» What the exercise asks
Give only the number of lines in the records that include the string "Datensatz".

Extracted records
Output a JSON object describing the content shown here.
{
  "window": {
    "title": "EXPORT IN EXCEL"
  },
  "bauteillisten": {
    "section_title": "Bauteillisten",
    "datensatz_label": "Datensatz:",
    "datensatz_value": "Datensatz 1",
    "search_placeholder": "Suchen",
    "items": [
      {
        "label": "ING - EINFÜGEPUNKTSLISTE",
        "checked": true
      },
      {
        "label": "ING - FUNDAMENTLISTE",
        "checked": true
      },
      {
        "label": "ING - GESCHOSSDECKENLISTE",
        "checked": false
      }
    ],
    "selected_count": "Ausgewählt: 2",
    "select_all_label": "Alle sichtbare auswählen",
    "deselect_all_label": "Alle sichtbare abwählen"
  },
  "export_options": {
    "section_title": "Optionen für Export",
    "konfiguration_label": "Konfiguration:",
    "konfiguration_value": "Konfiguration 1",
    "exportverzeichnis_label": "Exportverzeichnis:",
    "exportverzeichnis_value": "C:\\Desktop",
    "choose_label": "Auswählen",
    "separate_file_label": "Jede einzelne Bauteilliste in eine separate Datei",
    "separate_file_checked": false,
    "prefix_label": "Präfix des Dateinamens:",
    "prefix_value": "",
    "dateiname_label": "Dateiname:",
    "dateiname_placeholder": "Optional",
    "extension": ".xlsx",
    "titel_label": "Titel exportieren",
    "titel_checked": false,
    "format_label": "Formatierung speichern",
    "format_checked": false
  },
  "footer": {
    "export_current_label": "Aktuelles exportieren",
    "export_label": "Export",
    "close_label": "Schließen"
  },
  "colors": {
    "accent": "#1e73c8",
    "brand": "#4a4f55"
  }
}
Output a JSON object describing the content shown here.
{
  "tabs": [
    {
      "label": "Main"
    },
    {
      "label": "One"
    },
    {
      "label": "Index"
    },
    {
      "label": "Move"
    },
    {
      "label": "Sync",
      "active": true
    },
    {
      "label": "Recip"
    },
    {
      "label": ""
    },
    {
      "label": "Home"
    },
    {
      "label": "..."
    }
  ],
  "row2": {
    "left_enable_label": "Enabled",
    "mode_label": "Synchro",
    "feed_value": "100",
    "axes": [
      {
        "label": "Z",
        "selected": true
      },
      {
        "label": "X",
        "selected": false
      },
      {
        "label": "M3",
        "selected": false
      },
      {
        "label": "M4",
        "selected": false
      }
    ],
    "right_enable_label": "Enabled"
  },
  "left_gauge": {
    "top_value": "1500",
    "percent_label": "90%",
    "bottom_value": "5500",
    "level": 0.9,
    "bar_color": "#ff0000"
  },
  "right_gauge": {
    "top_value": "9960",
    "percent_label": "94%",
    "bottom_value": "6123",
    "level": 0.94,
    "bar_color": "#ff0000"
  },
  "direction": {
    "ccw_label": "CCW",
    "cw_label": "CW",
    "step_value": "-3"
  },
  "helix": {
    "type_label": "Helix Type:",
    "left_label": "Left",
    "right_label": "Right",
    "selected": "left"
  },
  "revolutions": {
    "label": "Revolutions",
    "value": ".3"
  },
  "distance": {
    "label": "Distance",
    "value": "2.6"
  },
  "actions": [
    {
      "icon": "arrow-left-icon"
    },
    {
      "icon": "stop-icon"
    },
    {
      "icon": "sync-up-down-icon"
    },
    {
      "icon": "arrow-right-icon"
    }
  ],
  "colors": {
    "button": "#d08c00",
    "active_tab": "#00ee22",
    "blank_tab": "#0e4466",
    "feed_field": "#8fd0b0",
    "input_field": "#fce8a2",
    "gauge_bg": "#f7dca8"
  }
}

» Task result
2